YOUR INSTRUCTIONS: Every line that holds the string "Foncier" is to be identified and copied.

(Records excerpted from a collection)

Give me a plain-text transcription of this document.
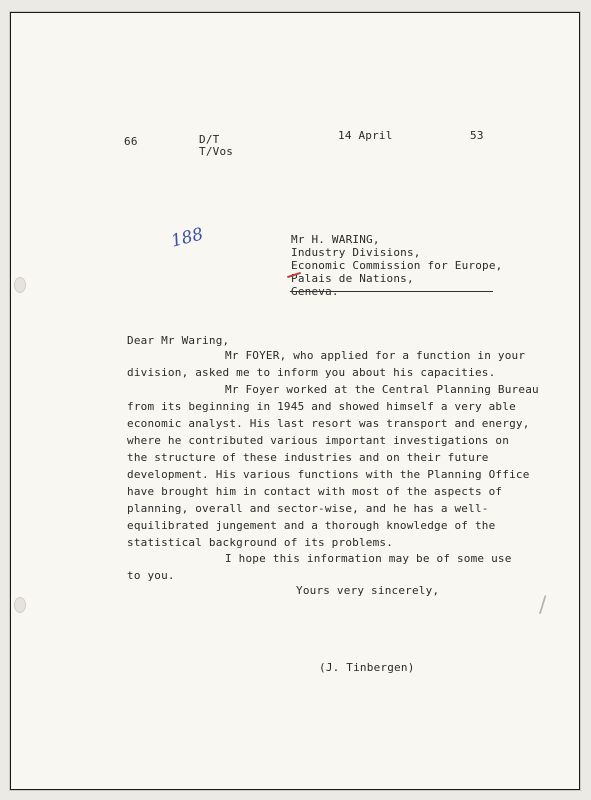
/
66	D/T
T/Vos
14 April	53
188	Mr H. WARING,
Industry Divisions,
Economic Commission for Europe,
Palais de Nations,
Geneva.
Dear Mr Waring,
Mr FOYER, who applied for a function in your
division, asked me to inform you about his capacities.
Mr Foyer worked at the Central Planning Bureau
from its beginning in 1945 and showed himself a very able
economic analyst. His last resort was transport and energy,
where he contributed various important investigations on
the structure of these industries and on their future
development. His various functions with the Planning Office
have brought him in contact with most of the aspects of
planning, overall and sector-wise, and he has a well-
equilibrated jungement and a thorough knowledge of the
statistical background of its problems.
I hope this information may be of some use
to you.
Yours very sincerely,
(J. Tinbergen)
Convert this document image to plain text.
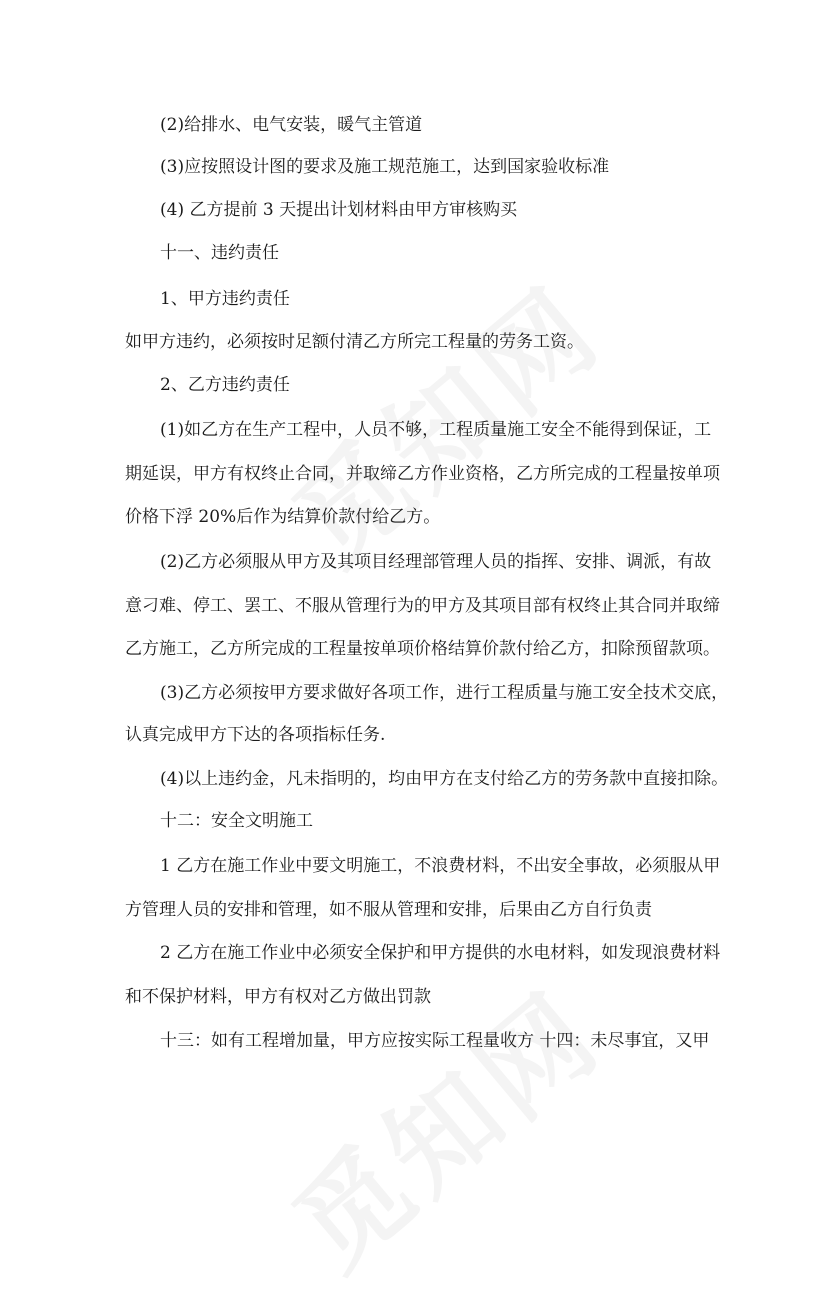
(2)给排水、电气安装，暖气主管道

(3)应按照设计图的要求及施工规范施工，达到国家验收标准

(4) 乙方提前 3 天提出计划材料由甲方审核购买

十一、违约责任

1、甲方违约责任

如甲方违约，必须按时足额付清乙方所完工程量的劳务工资。

2、乙方违约责任

(1)如乙方在生产工程中，人员不够，工程质量施工安全不能得到保证，工

期延误，甲方有权终止合同，并取缔乙方作业资格，乙方所完成的工程量按单项

价格下浮 20%后作为结算价款付给乙方。

(2)乙方必须服从甲方及其项目经理部管理人员的指挥、安排、调派，有故

意刁难、停工、罢工、不服从管理行为的甲方及其项目部有权终止其合同并取缔

乙方施工，乙方所完成的工程量按单项价格结算价款付给乙方，扣除预留款项。

(3)乙方必须按甲方要求做好各项工作，进行工程质量与施工安全技术交底，

认真完成甲方下达的各项指标任务.

(4)以上违约金，凡未指明的，均由甲方在支付给乙方的劳务款中直接扣除。

十二：安全文明施工

1 乙方在施工作业中要文明施工，不浪费材料，不出安全事故，必须服从甲

方管理人员的安排和管理，如不服从管理和安排，后果由乙方自行负责

2 乙方在施工作业中必须安全保护和甲方提供的水电材料，如发现浪费材料

和不保护材料，甲方有权对乙方做出罚款

十三：如有工程增加量，甲方应按实际工程量收方 十四：未尽事宜，又甲
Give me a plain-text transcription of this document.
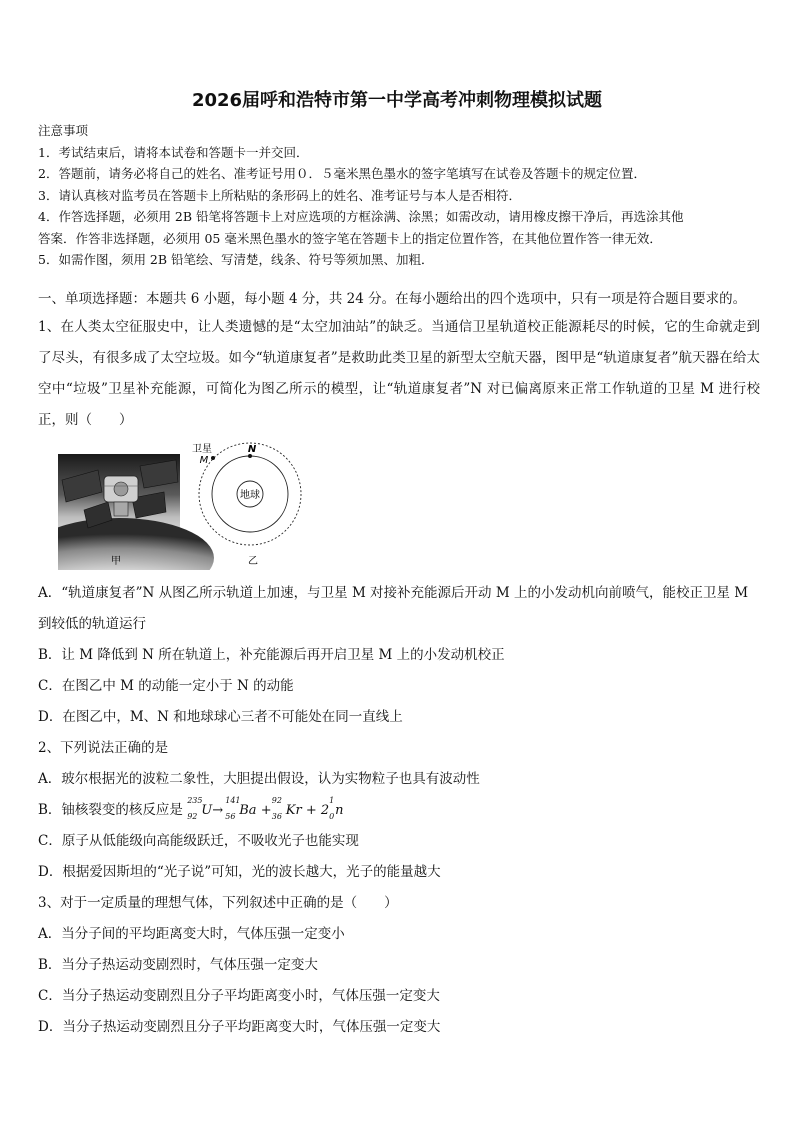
2026届呼和浩特市第一中学高考冲刺物理模拟试题
注意事项
1．考试结束后，请将本试卷和答题卡一并交回．
2．答题前，请务必将自己的姓名、准考证号用０．５毫米黑色墨水的签字笔填写在试卷及答题卡的规定位置．
3．请认真核对监考员在答题卡上所粘贴的条形码上的姓名、准考证号与本人是否相符．
4．作答选择题，必须用 2B 铅笔将答题卡上对应选项的方框涂满、涂黑；如需改动，请用橡皮擦干净后，再选涂其他
答案．作答非选择题，必须用 05 毫米黑色墨水的签字笔在答题卡上的指定位置作答，在其他位置作答一律无效．
5．如需作图，须用 2B 铅笔绘、写清楚，线条、符号等须加黑、加粗．
一、单项选择题：本题共 6 小题，每小题 4 分，共 24 分。在每小题给出的四个选项中，只有一项是符合题目要求的。
1、在人类太空征服史中，让人类遗憾的是“太空加油站”的缺乏。当通信卫星轨道校正能源耗尽的时候，它的生命就走到了尽头，有很多成了太空垃圾。如今“轨道康复者”是救助此类卫星的新型太空航天器，图甲是“轨道康复者”航天器在给太空中“垃圾”卫星补充能源，可简化为图乙所示的模型，让“轨道康复者”N 对已偏离原来正常工作轨道的卫星 M 进行校正，则（　　）
甲
地球
N
卫星
M
乙
A．“轨道康复者”N 从图乙所示轨道上加速，与卫星 M 对接补充能源后开动 M 上的小发动机向前喷气，能校正卫星 M 到较低的轨道运行
B．让 M 降低到 N 所在轨道上，补充能源后再开启卫星 M 上的小发动机校正
C．在图乙中 M 的动能一定小于 N 的动能
D．在图乙中，M、N 和地球球心三者不可能处在同一直线上
2、下列说法正确的是
A．玻尔根据光的波粒二象性，大胆提出假设，认为实物粒子也具有波动性
B．铀核裂变的核反应是
235
92 U→
141
56 Ba +
92
36 Kr + 2
1
0 n
C．原子从低能级向高能级跃迁，不吸收光子也能实现
D．根据爱因斯坦的“光子说”可知，光的波长越大，光子的能量越大
3、对于一定质量的理想气体，下列叙述中正确的是（　　）
A．当分子间的平均距离变大时，气体压强一定变小
B．当分子热运动变剧烈时，气体压强一定变大
C．当分子热运动变剧烈且分子平均距离变小时，气体压强一定变大
D．当分子热运动变剧烈且分子平均距离变大时，气体压强一定变大
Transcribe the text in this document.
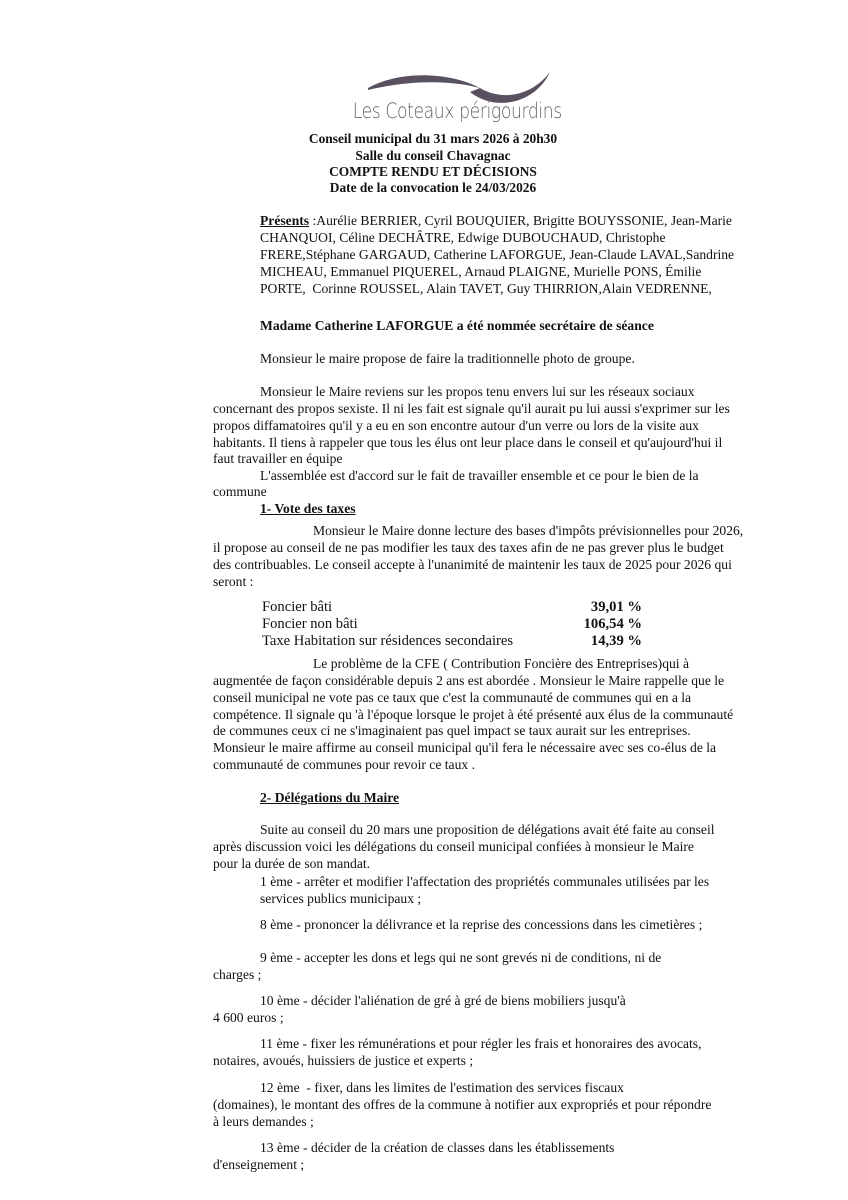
Les Coteaux périgourdins
Conseil municipal du 31 mars 2026 à 20h30
Salle du conseil Chavagnac
COMPTE RENDU ET DÉCISIONS
Date de la convocation le 24/03/2026
Présents :Aurélie BERRIER, Cyril BOUQUIER, Brigitte BOUYSSONIE, Jean-Marie
CHANQUOI, Céline DECHÂTRE, Edwige DUBOUCHAUD, Christophe
FRERE,Stéphane GARGAUD, Catherine LAFORGUE, Jean-Claude LAVAL,Sandrine
MICHEAU, Emmanuel PIQUEREL, Arnaud PLAIGNE, Murielle PONS, Émilie
PORTE,  Corinne ROUSSEL, Alain TAVET, Guy THIRRION,Alain VEDRENNE,
Madame Catherine LAFORGUE a été nommée secrétaire de séance
Monsieur le maire propose de faire la traditionnelle photo de groupe.
Monsieur le Maire reviens sur les propos tenu envers lui sur les réseaux sociaux
concernant des propos sexiste. Il ni les fait est signale qu'il aurait pu lui aussi s'exprimer sur les
propos diffamatoires qu'il y a eu en son encontre autour d'un verre ou lors de la visite aux
habitants. Il tiens à rappeler que tous les élus ont leur place dans le conseil et qu'aujourd'hui il
faut travailler en équipe
L'assemblée est d'accord sur le fait de travailler ensemble et ce pour le bien de la
commune
1- Vote des taxes
Monsieur le Maire donne lecture des bases d'impôts prévisionnelles pour 2026,
il propose au conseil de ne pas modifier les taux des taxes afin de ne pas grever plus le budget
des contribuables. Le conseil accepte à l'unanimité de maintenir les taux de 2025 pour 2026 qui
seront :
Le problème de la CFE ( Contribution Foncière des Entreprises)qui à
augmentée de façon considérable depuis 2 ans est abordée . Monsieur le Maire rappelle que le
conseil municipal ne vote pas ce taux que c'est la communauté de communes qui en a la
compétence. Il signale qu 'à l'époque lorsque le projet à été présenté aux élus de la communauté
de communes ceux ci ne s'imaginaient pas quel impact se taux aurait sur les entreprises.
Monsieur le maire affirme au conseil municipal qu'il fera le nécessaire avec ses co-élus de la
communauté de communes pour revoir ce taux .
2- Délégations du Maire
Suite au conseil du 20 mars une proposition de délégations avait été faite au conseil
après discussion voici les délégations du conseil municipal confiées à monsieur le Maire
pour la durée de son mandat.
1 ème - arrêter et modifier l'affectation des propriétés communales utilisées par les
services publics municipaux ;
8 ème - prononcer la délivrance et la reprise des concessions dans les cimetières ;
9 ème - accepter les dons et legs qui ne sont grevés ni de conditions, ni de
charges ;
10 ème - décider l'aliénation de gré à gré de biens mobiliers jusqu'à
4 600 euros ;
11 ème - fixer les rémunérations et pour régler les frais et honoraires des avocats,
notaires, avoués, huissiers de justice et experts ;
12 ème  - fixer, dans les limites de l'estimation des services fiscaux
(domaines), le montant des offres de la commune à notifier aux expropriés et pour répondre
à leurs demandes ;
13 ème - décider de la création de classes dans les établissements
d'enseignement ;
Foncier bâti	39,01 %
Foncier non bâti	106,54 %
Taxe Habitation sur résidences secondaires	14,39 %
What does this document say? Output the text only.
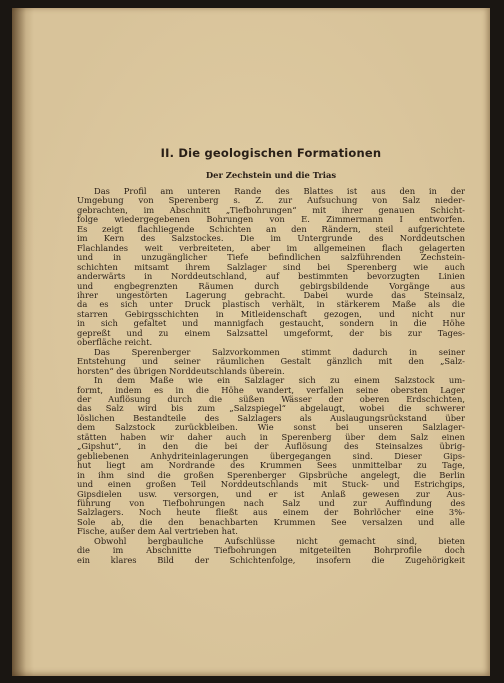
II. Die geologischen Formationen
Der Zechstein und die Trias

Das Profil am unteren Rande des Blattes ist aus den in der
Umgebung von Sperenberg s. Z. zur Aufsuchung von Salz nieder-
gebrachten, im Abschnitt „Tiefbohrungen“ mit ihrer genauen Schicht-
folge wiedergegebenen Bohrungen von E. Zimmermann I entworfen.
Es zeigt flachliegende Schichten an den Rändern, steil aufgerichtete
im Kern des Salzstockes. Die im Untergrunde des Norddeutschen
Flachlandes weit verbreiteten, aber im allgemeinen flach gelagerten
und in unzugänglicher Tiefe befindlichen salzführenden Zechstein-
schichten mitsamt ihrem Salzlager sind bei Sperenberg wie auch
anderwärts in Norddeutschland, auf bestimmten bevorzugten Linien
und engbegrenzten Räumen durch gebirgsbildende Vorgänge aus
ihrer ungestörten Lagerung gebracht. Dabei wurde das Steinsalz,
da es sich unter Druck plastisch verhält, in stärkerem Maße als die
starren Gebirgsschichten in Mitleidenschaft gezogen, und nicht nur
in sich gefaltet und mannigfach gestaucht, sondern in die Höhe
gepreßt und zu einem Salzsattel umgeformt, der bis zur Tages-
oberfläche reicht.

Das Sperenberger Salzvorkommen stimmt dadurch in seiner
Entstehung und seiner räumlichen Gestalt gänzlich mit den „Salz-
horsten“ des übrigen Norddeutschlands überein.

In dem Maße wie ein Salzlager sich zu einem Salzstock um-
formt, indem es in die Höhe wandert, verfallen seine obersten Lager
der Auflösung durch die süßen Wässer der oberen Erdschichten,
das Salz wird bis zum „Salzspiegel“ abgelaugt, wobei die schwerer
löslichen Bestandteile des Salzlagers als Auslaugungsrückstand über
dem Salzstock zurückbleiben. Wie sonst bei unseren Salzlager-
stätten haben wir daher auch in Sperenberg über dem Salz einen
„Gipshut“, in den die bei der Auflösung des Steinsalzes übrig-
gebliebenen Anhydriteinlagerungen übergegangen sind. Dieser Gips-
hut liegt am Nordrande des Krummen Sees unmittelbar zu Tage,
in ihm sind die großen Sperenberger Gipsbrüche angelegt, die Berlin
und einen großen Teil Norddeutschlands mit Stuck- und Estrichgips,
Gipsdielen usw. versorgen, und er ist Anlaß gewesen zur Aus-
führung von Tiefbohrungen nach Salz und zur Auffindung des
Salzlagers. Noch heute fließt aus einem der Bohrlöcher eine 3%-
Sole ab, die den benachbarten Krummen See versalzen und alle
Fische, außer dem Aal vertrieben hat.

Obwohl bergbauliche Aufschlüsse nicht gemacht sind, bieten
die im Abschnitte Tiefbohrungen mitgeteilten Bohrprofile doch
ein klares Bild der Schichtenfolge, insofern die Zugehörigkeit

THE RESPONSE:
Foncier bâti	39,01 %
Foncier non bâti	106,54 %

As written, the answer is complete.